> **What this task involves**
Please list every person the court excerpt below names by surname.

The original complaint prayed for injunctive relief: (1) preventing the suspension or firing of teachers Hill and Norris; (2) preventing any interference with the rights of plaintiffs to speak freely, petitioning their Government, or seeking equal educational opportunities for their children, (3) preventing any interference with the right of minor plaintiffs to attend schools not racially segregated and which are equal with schools attended by the white race, and more particularly as a beginning in compliance and accordance with the decree set forth in United States v. Jefferson County Board of Education, 372 F.2d 836 (5th Cir. 1966).

By an amendment the plaintiffs pray further that teachers Hill and Norris recover the balance due them since January 25, 1968 under their agreement to teach at the rate of $425.00 per month or $5100.00 for twelve months.

The defendants answered denying the material allegations of the complaint and the County Board and Wilson filed a counterclaim alleging in substance that the plaintiffs under the guise of demonstrating have combined and conspired to prevent the defendants from the peaceful and lawful operation of Walton County Schools, particularly the Social Circle Training School, and that in furtherance of the conspiracy they blocked the streets, thoroughfares, and roads leading to said school, placing themselves in the paths of school busses going to and from school disrupting the transportation of students to and from school, and that they initiated a boycott of said school by encouraging, counseling, aiding, persuading, and harassing Negro parents and students not to attend school and violate the compulsory school attendance laws of Georgia, to wit: Title 32, Georgia Code Annotated, §§ 2104 and 9914, thereby decreasing the average daily attendance down to 30%, when the normal average daily attendance was 90%, thus resulting in a substantial loss of state allotted funds, which funds are allotted on the basis of average daily attendance. The County Board and Wilson in said counterclaim pray for appropriate injunctive relief against plaintiffs.

The plaintiffs then answered said counterclaim and filed their motion to strike and dismiss the same.

Circle Board, Causey, and Shepard filed their motion for summary judgment based upon the evidence adduced at the evidentiary hearings held by this court on February 21 and 28, 1968 upon plaintiffs' prayers for a preliminary injunction.

The motion to dismiss the counterclaim is hereby overruled. It is preferable to dispose of the same upon the merits.

The motion for summary judgment is overruled as it is better to decide the case as to movants upon the merits, the evidence having already been heard.

> **Dataset extract**
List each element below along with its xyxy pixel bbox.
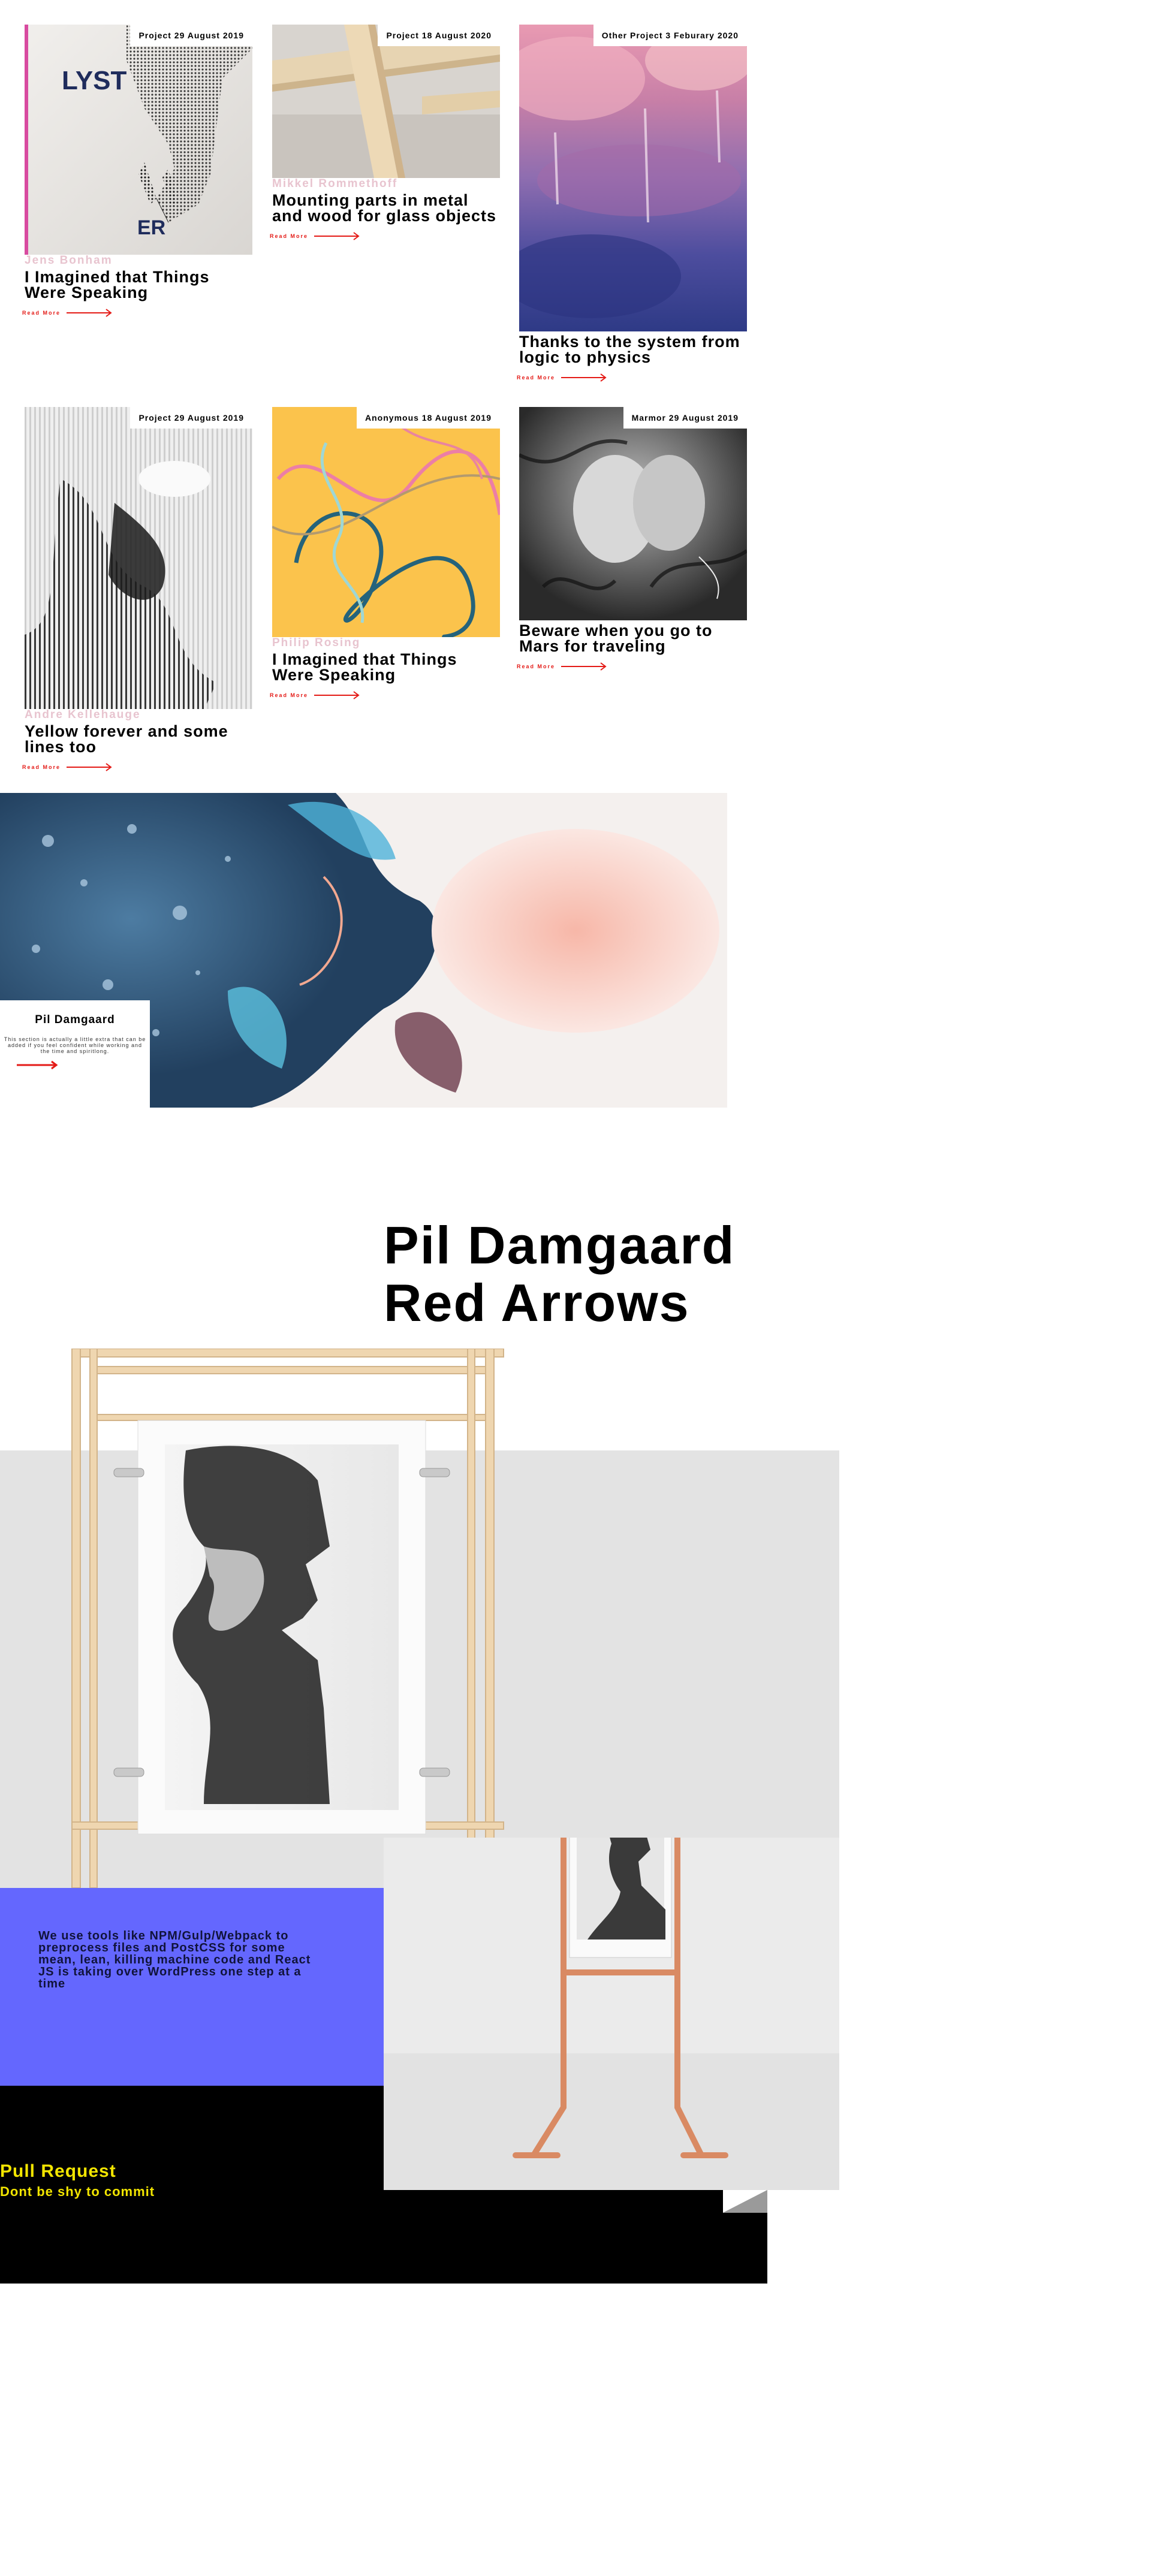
- copper-stand-image: [384, 1838, 839, 2190]
- project-card[interactable]: Marmor 29 August 2019 Beware when you go…: [517, 407, 747, 671]
- date-badge: Project 29 August 2019: [130, 407, 252, 429]
- arrow-right-icon: [561, 373, 607, 382]
- date-badge: Project 18 August 2020: [378, 25, 500, 46]
- read-more-label: Read More: [270, 692, 309, 698]
- marble-stone-photo-image: [519, 407, 747, 620]
- card-image[interactable]: LYST ER Project 29 August 2019: [25, 25, 252, 255]
- poster-text-top: LYST: [62, 66, 127, 95]
- card-image[interactable]: Project 29 August 2019: [25, 407, 252, 709]
- read-more-link[interactable]: Read More: [517, 662, 747, 671]
- read-more-label: Read More: [517, 375, 556, 381]
- tools-panel: We use tools like NPM/Gulp/Webpack to pr…: [0, 1888, 384, 2086]
- read-more-link[interactable]: Read More: [517, 373, 747, 382]
- wooden-stand-image: [66, 1348, 510, 1889]
- poster-text-bottom: ER: [137, 216, 165, 239]
- read-more-link[interactable]: Read More: [270, 691, 500, 699]
- read-more-link[interactable]: Read More: [22, 309, 252, 317]
- yellow-lines-drawing-image: [272, 407, 500, 637]
- hero-description: This section is actually a little extra …: [4, 1036, 146, 1054]
- arrow-right-icon[interactable]: [17, 1060, 59, 1070]
- project-card[interactable]: Project 18 August 2020 Mikkel Rommethoff…: [270, 25, 500, 240]
- arrow-right-icon: [314, 232, 360, 240]
- read-more-link[interactable]: Read More: [270, 232, 500, 240]
- copper-stand-profile-poster: [384, 1838, 839, 2190]
- arrow-right-icon: [561, 662, 607, 671]
- arrow-right-icon: [314, 691, 360, 699]
- card-title[interactable]: I Imagined that Things Were Speaking: [272, 651, 500, 683]
- black-white-distorted-print-image: [25, 407, 252, 709]
- pink-purple-abstract-painting-image: [519, 25, 747, 331]
- card-author: Andre Kellehauge: [25, 708, 141, 721]
- card-title[interactable]: Mounting parts in metal and wood for gla…: [272, 192, 500, 224]
- wooden-stand-face-poster: [71, 1348, 504, 1889]
- card-title[interactable]: Beware when you go to Mars for traveling: [519, 623, 747, 654]
- project-card[interactable]: LYST ER Project 29 August 2019 Jens Bonh…: [22, 25, 252, 317]
- pull-request-title[interactable]: Pull Request: [0, 2161, 116, 2182]
- read-more-label: Read More: [270, 233, 309, 239]
- card-title[interactable]: I Imagined that Things Were Speaking: [25, 269, 252, 301]
- feature-title-line1: Pil Damgaard: [384, 1215, 736, 1275]
- date-badge: Anonymous 18 August 2019: [357, 407, 500, 429]
- date-badge: Other Project 3 Feburary 2020: [593, 25, 747, 46]
- arrow-right-icon: [67, 763, 112, 771]
- project-card[interactable]: Project 29 August 2019 Andre Kellehauge …: [22, 407, 252, 771]
- arrow-right-icon: [67, 309, 112, 317]
- card-title[interactable]: Yellow forever and some lines too: [25, 723, 252, 755]
- lyst-poster-hand-image: LYST ER: [25, 25, 252, 255]
- read-more-link[interactable]: Read More: [22, 763, 252, 771]
- read-more-label: Read More: [517, 663, 556, 669]
- project-card[interactable]: Anonymous 18 August 2019 Philip Rosing I…: [270, 407, 500, 699]
- card-image[interactable]: Marmor 29 August 2019: [519, 407, 747, 620]
- read-more-label: Read More: [22, 310, 61, 316]
- hero-caption-box: Pil Damgaard This section is actually a …: [0, 1000, 150, 1108]
- card-author: Mikkel Rommethoff: [272, 177, 398, 190]
- card-image[interactable]: Anonymous 18 August 2019: [272, 407, 500, 637]
- page-fold-corner: [723, 2190, 767, 2213]
- feature-title-line2: Red Arrows: [384, 1273, 690, 1332]
- date-badge: Project 29 August 2019: [130, 25, 252, 46]
- feature-title: Pil Damgaard Red Arrows: [384, 1217, 983, 1332]
- tools-text: We use tools like NPM/Gulp/Webpack to pr…: [38, 1929, 311, 1990]
- date-badge: Marmor 29 August 2019: [623, 407, 747, 429]
- card-author: Philip Rosing: [272, 637, 361, 649]
- card-image[interactable]: Project 18 August 2020: [272, 25, 500, 178]
- pull-request-subtitle: Dont be shy to commit: [0, 2184, 155, 2199]
- project-card[interactable]: Other Project 3 Feburary 2020 Thanks to …: [517, 25, 747, 382]
- card-title[interactable]: Thanks to the system from logic to physi…: [519, 334, 747, 366]
- card-author: Jens Bonham: [25, 254, 113, 267]
- card-image[interactable]: Other Project 3 Feburary 2020: [519, 25, 747, 331]
- hero-name: Pil Damgaard: [35, 1013, 115, 1026]
- read-more-label: Read More: [22, 764, 61, 770]
- wooden-frame-joint-image: [272, 25, 500, 178]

> **Task result**
Hill, Norris, Wilson, Causey, Shepard